■ **Given exercise**: Can all of these lines be returned exactly?

■ **Input data**:
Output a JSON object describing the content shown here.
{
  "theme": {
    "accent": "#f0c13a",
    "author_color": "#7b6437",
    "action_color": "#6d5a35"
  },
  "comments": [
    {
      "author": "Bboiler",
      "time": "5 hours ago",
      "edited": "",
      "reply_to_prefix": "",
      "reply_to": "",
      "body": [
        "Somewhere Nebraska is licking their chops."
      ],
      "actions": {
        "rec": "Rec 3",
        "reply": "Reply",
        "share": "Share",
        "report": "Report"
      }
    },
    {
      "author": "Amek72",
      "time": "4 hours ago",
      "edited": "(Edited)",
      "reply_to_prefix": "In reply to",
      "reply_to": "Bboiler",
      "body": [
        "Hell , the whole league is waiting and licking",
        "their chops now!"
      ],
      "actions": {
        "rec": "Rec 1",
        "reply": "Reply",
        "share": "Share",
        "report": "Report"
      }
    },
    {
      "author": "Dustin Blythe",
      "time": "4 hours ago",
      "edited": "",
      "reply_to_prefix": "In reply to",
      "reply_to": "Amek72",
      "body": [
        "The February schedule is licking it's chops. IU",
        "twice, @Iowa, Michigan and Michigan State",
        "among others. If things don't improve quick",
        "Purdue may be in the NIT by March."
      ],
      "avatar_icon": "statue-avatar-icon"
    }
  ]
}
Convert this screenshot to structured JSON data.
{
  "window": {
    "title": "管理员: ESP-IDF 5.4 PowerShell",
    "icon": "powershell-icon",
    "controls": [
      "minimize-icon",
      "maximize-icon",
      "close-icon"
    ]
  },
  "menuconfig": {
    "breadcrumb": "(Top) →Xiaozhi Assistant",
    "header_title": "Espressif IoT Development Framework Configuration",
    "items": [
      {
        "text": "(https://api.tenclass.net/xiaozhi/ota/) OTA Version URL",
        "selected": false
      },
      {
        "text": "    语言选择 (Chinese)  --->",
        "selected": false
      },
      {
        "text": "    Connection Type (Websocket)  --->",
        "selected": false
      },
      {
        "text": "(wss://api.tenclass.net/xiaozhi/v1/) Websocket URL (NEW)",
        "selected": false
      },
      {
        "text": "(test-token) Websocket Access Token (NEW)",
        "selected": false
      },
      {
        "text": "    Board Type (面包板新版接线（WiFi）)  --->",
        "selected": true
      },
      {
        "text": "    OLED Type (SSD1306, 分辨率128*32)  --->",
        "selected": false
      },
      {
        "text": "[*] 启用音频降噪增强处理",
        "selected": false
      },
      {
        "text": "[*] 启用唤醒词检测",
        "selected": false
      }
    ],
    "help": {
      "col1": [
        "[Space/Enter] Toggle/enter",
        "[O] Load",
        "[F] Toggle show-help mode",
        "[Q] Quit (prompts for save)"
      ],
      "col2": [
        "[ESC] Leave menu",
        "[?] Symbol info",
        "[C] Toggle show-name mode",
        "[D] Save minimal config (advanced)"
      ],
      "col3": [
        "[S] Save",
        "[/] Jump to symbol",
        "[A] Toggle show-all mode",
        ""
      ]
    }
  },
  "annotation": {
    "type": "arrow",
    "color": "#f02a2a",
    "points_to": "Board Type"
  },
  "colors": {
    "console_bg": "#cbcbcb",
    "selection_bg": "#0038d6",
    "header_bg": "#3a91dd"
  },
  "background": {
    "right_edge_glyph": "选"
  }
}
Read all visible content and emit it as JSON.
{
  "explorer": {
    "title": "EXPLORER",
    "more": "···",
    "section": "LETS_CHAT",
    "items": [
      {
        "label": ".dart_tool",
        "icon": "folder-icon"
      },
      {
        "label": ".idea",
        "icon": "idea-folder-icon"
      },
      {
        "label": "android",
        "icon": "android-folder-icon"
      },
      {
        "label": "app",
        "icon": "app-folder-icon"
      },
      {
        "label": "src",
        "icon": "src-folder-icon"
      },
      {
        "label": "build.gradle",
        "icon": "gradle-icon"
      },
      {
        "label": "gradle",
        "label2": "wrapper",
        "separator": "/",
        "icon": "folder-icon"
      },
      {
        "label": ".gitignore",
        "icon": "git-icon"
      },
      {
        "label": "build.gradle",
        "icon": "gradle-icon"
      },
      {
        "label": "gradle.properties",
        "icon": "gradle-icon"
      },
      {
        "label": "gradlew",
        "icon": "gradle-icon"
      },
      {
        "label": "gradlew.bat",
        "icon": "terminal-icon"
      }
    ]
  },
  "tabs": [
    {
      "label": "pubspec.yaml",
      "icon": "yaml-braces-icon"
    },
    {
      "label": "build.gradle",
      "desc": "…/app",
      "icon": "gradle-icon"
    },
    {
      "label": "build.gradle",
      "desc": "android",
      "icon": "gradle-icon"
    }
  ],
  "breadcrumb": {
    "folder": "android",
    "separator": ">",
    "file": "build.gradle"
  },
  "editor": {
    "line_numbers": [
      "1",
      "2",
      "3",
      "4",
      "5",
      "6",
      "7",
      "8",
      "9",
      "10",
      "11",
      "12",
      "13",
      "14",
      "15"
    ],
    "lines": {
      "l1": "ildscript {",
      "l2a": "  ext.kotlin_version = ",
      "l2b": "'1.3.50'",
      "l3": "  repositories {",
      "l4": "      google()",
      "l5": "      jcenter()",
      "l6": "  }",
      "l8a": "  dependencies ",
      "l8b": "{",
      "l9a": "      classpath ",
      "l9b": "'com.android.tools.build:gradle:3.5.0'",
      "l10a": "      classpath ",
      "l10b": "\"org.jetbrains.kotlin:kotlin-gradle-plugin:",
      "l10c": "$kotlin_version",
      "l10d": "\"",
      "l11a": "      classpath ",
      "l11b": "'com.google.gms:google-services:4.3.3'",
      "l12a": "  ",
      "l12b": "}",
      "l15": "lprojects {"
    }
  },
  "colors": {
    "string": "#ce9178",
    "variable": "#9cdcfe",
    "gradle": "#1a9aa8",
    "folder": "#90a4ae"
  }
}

■ **Full solution**:
Output a JSON object describing the content shown here.
{
  "theme": {
    "accent": "#f0c13a",
    "author_color": "#7b6437",
    "action_color": "#6d5a35"
  },
  "comments": [
    {
      "author": "Bboiler",
      "time": "5 hours ago",
      "edited": "",
      "reply_to_prefix": "",
      "reply_to": "",
      "body": [
        "Somewhere Nebraska is licking their chops."
      ],
      "actions": {
        "rec": "Rec 3",
        "reply": "Reply",
        "share": "Share",
        "report": "Report"
      }
    },
    {
      "author": "Amek72",
      "time": "4 hours ago",
      "edited": "(Edited)",
      "reply_to_prefix": "In reply to",
      "reply_to": "Bboiler",
      "body": [
        "Hell , the whole league is waiting and licking",
        "their chops now!"
      ],
      "actions": {
        "rec": "Rec 1",
        "reply": "Reply",
        "share": "Share",
        "report": "Report"
      }
    },
    {
      "author": "Dustin Blythe",
      "time": "4 hours ago",
      "edited": "",
      "reply_to_prefix": "In reply to",
      "reply_to": "Amek72",
      "body": [
        "The February schedule is licking it's chops. IU",
        "twice, @Iowa, Michigan and Michigan State",
        "among others. If things don't improve quick",
        "Purdue may be in the NIT by March."
      ],
      "avatar_icon": "statue-avatar-icon"
    }
  ]
}
Convert this screenshot to structured JSON data.
{
  "window": {
    "title": "管理员: ESP-IDF 5.4 PowerShell",
    "icon": "powershell-icon",
    "controls": [
      "minimize-icon",
      "maximize-icon",
      "close-icon"
    ]
  },
  "menuconfig": {
    "breadcrumb": "(Top) →Xiaozhi Assistant",
    "header_title": "Espressif IoT Development Framework Configuration",
    "items": [
      {
        "text": "(https://api.tenclass.net/xiaozhi/ota/) OTA Version URL",
        "selected": false
      },
      {
        "text": "    语言选择 (Chinese)  --->",
        "selected": false
      },
      {
        "text": "    Connection Type (Websocket)  --->",
        "selected": false
      },
      {
        "text": "(wss://api.tenclass.net/xiaozhi/v1/) Websocket URL (NEW)",
        "selected": false
      },
      {
        "text": "(test-token) Websocket Access Token (NEW)",
        "selected": false
      },
      {
        "text": "    Board Type (面包板新版接线（WiFi）)  --->",
        "selected": true
      },
      {
        "text": "    OLED Type (SSD1306, 分辨率128*32)  --->",
        "selected": false
      },
      {
        "text": "[*] 启用音频降噪增强处理",
        "selected": false
      },
      {
        "text": "[*] 启用唤醒词检测",
        "selected": false
      }
    ],
    "help": {
      "col1": [
        "[Space/Enter] Toggle/enter",
        "[O] Load",
        "[F] Toggle show-help mode",
        "[Q] Quit (prompts for save)"
      ],
      "col2": [
        "[ESC] Leave menu",
        "[?] Symbol info",
        "[C] Toggle show-name mode",
        "[D] Save minimal config (advanced)"
      ],
      "col3": [
        "[S] Save",
        "[/] Jump to symbol",
        "[A] Toggle show-all mode",
        ""
      ]
    }
  },
  "annotation": {
    "type": "arrow",
    "color": "#f02a2a",
    "points_to": "Board Type"
  },
  "colors": {
    "console_bg": "#cbcbcb",
    "selection_bg": "#0038d6",
    "header_bg": "#3a91dd"
  },
  "background": {
    "right_edge_glyph": "选"
  }
}
Read all visible content and emit it as JSON.
{
  "explorer": {
    "title": "EXPLORER",
    "more": "···",
    "section": "LETS_CHAT",
    "items": [
      {
        "label": ".dart_tool",
        "icon": "folder-icon"
      },
      {
        "label": ".idea",
        "icon": "idea-folder-icon"
      },
      {
        "label": "android",
        "icon": "android-folder-icon"
      },
      {
        "label": "app",
        "icon": "app-folder-icon"
      },
      {
        "label": "src",
        "icon": "src-folder-icon"
      },
      {
        "label": "build.gradle",
        "icon": "gradle-icon"
      },
      {
        "label": "gradle",
        "label2": "wrapper",
        "separator": "/",
        "icon": "folder-icon"
      },
      {
        "label": ".gitignore",
        "icon": "git-icon"
      },
      {
        "label": "build.gradle",
        "icon": "gradle-icon"
      },
      {
        "label": "gradle.properties",
        "icon": "gradle-icon"
      },
      {
        "label": "gradlew",
        "icon": "gradle-icon"
      },
      {
        "label": "gradlew.bat",
        "icon": "terminal-icon"
      }
    ]
  },
  "tabs": [
    {
      "label": "pubspec.yaml",
      "icon": "yaml-braces-icon"
    },
    {
      "label": "build.gradle",
      "desc": "…/app",
      "icon": "gradle-icon"
    },
    {
      "label": "build.gradle",
      "desc": "android",
      "icon": "gradle-icon"
    }
  ],
  "breadcrumb": {
    "folder": "android",
    "separator": ">",
    "file": "build.gradle"
  },
  "editor": {
    "line_numbers": [
      "1",
      "2",
      "3",
      "4",
      "5",
      "6",
      "7",
      "8",
      "9",
      "10",
      "11",
      "12",
      "13",
      "14",
      "15"
    ],
    "lines": {
      "l1": "ildscript {",
      "l2a": "  ext.kotlin_version = ",
      "l2b": "'1.3.50'",
      "l3": "  repositories {",
      "l4": "      google()",
      "l5": "      jcenter()",
      "l6": "  }",
      "l8a": "  dependencies ",
      "l8b": "{",
      "l9a": "      classpath ",
      "l9b": "'com.android.tools.build:gradle:3.5.0'",
      "l10a": "      classpath ",
      "l10b": "\"org.jetbrains.kotlin:kotlin-gradle-plugin:",
      "l10c": "$kotlin_version",
      "l10d": "\"",
      "l11a": "      classpath ",
      "l11b": "'com.google.gms:google-services:4.3.3'",
      "l12a": "  ",
      "l12b": "}",
      "l15": "lprojects {"
    }
  },
  "colors": {
    "string": "#ce9178",
    "variable": "#9cdcfe",
    "gradle": "#1a9aa8",
    "folder": "#90a4ae"
  }
}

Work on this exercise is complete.